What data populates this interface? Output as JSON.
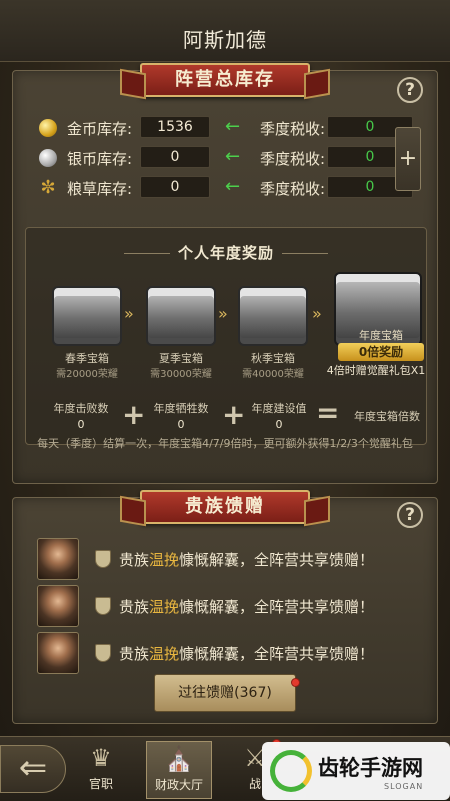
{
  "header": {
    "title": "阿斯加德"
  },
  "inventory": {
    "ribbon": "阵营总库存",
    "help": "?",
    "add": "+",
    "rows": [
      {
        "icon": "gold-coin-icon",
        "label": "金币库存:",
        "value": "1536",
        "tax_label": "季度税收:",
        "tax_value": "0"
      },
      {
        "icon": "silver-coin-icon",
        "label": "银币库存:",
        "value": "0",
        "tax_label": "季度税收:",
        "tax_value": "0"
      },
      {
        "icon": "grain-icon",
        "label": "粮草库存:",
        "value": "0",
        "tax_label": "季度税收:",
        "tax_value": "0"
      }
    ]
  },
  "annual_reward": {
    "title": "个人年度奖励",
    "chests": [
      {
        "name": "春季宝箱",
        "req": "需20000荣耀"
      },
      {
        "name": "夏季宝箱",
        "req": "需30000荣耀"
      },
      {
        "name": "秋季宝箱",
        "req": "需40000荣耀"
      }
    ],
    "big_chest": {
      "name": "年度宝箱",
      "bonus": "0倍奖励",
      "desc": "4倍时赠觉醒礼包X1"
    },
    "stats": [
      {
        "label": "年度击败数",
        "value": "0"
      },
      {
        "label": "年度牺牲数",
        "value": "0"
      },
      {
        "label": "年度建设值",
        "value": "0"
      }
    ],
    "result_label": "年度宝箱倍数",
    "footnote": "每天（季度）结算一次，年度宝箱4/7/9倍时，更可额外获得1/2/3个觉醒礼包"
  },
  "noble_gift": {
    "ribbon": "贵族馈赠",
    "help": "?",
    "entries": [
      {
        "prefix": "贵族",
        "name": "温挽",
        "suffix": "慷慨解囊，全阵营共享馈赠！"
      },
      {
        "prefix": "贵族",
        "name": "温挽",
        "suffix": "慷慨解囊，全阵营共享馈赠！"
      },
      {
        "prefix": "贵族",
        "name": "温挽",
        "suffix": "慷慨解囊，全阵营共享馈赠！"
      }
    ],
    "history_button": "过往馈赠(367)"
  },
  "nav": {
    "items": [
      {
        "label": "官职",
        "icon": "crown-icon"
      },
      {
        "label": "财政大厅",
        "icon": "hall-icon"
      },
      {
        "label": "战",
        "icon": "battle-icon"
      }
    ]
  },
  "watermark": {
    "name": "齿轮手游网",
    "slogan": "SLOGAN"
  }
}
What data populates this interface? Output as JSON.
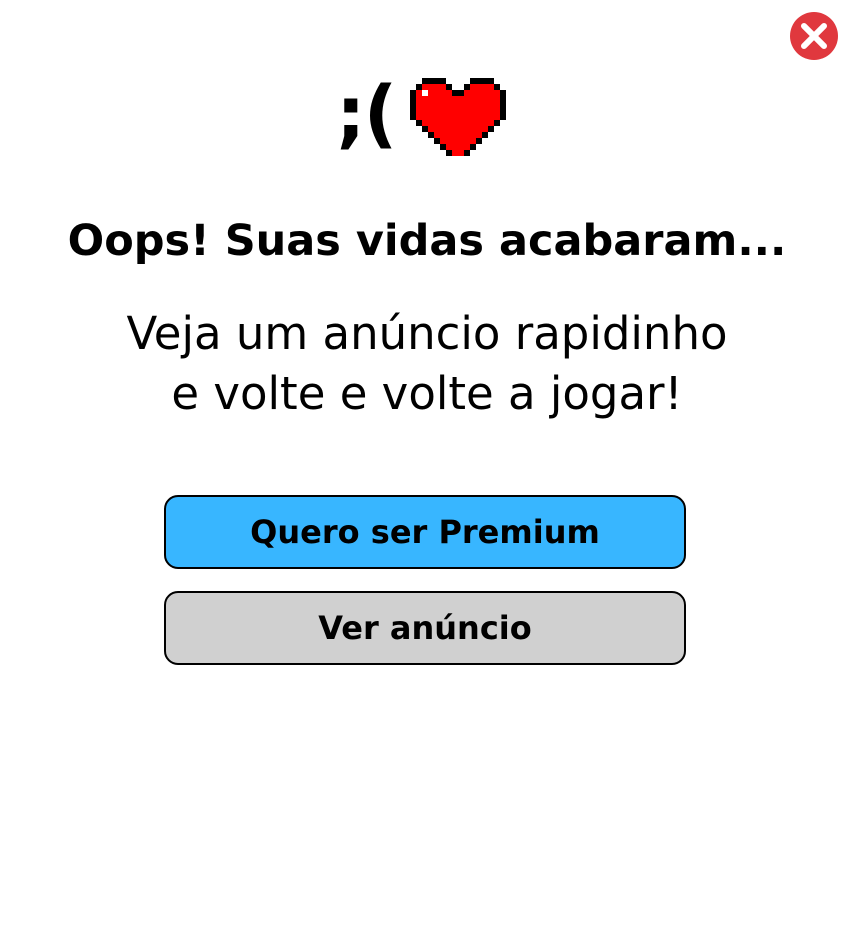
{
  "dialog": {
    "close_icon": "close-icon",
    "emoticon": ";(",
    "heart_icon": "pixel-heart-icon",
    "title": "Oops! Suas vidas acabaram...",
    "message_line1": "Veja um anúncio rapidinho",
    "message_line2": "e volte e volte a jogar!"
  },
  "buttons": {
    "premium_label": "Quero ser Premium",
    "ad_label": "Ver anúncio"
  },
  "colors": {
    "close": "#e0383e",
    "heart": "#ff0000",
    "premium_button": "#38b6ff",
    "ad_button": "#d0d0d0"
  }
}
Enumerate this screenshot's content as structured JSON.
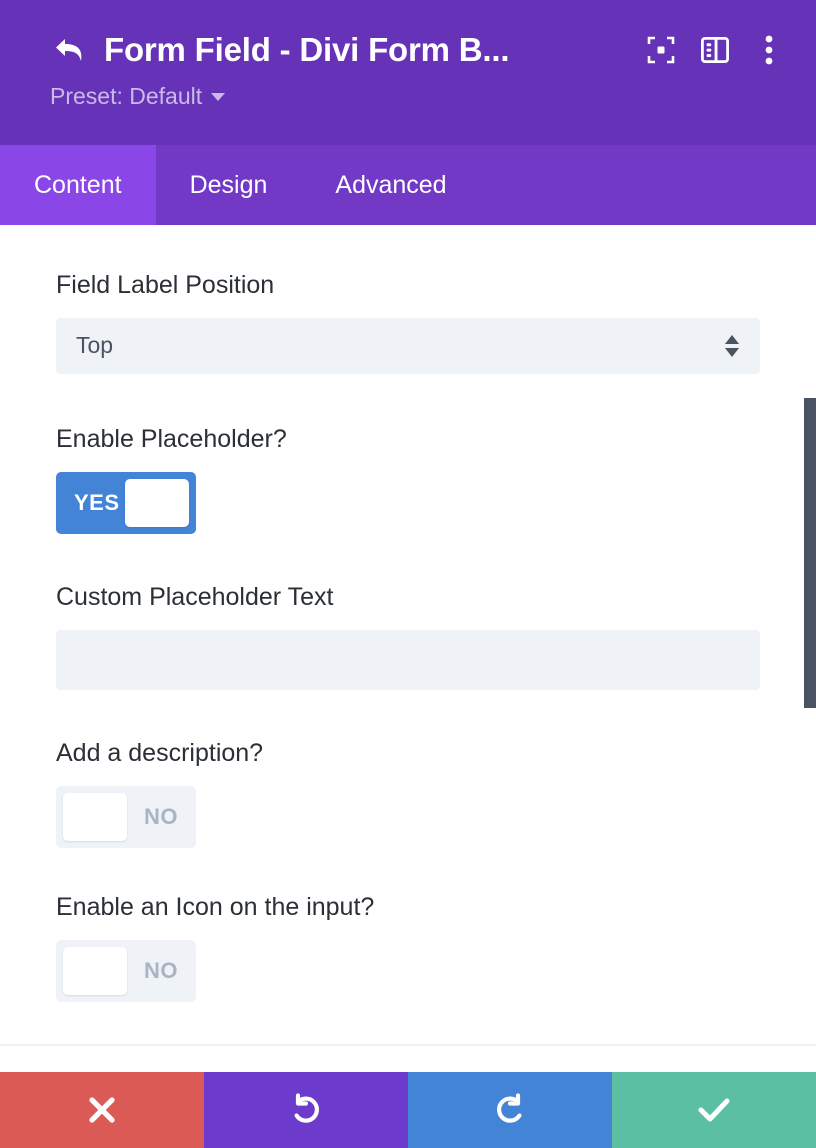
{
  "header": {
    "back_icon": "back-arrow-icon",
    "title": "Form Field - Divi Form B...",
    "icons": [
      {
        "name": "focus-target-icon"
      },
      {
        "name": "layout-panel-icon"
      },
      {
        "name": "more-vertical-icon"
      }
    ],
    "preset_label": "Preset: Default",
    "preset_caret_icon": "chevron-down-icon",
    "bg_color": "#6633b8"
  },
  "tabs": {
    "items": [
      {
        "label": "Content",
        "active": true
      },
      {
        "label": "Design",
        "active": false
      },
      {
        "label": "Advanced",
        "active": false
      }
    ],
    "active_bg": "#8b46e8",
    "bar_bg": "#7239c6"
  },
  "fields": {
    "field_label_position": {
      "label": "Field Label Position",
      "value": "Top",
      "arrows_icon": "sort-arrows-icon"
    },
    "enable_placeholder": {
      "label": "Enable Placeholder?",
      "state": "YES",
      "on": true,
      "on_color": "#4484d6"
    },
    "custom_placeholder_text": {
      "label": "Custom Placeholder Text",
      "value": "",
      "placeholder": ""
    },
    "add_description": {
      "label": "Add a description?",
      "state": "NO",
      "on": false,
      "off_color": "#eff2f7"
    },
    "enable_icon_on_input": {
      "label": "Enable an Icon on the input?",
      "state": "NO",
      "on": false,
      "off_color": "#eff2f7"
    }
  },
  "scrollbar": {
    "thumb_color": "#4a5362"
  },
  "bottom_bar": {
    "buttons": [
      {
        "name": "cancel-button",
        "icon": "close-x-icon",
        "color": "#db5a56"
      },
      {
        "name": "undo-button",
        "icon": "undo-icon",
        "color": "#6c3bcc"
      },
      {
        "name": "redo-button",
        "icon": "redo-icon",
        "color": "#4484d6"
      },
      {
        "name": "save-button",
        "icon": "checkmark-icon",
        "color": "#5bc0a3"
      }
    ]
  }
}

..............................

- Written problem: Pick out the lines above that hold the string "anúncio" and show them.

- Solution below:
    "message_line1": "Veja um anúncio rapidinho",
    "ad_label": "Ver anúncio"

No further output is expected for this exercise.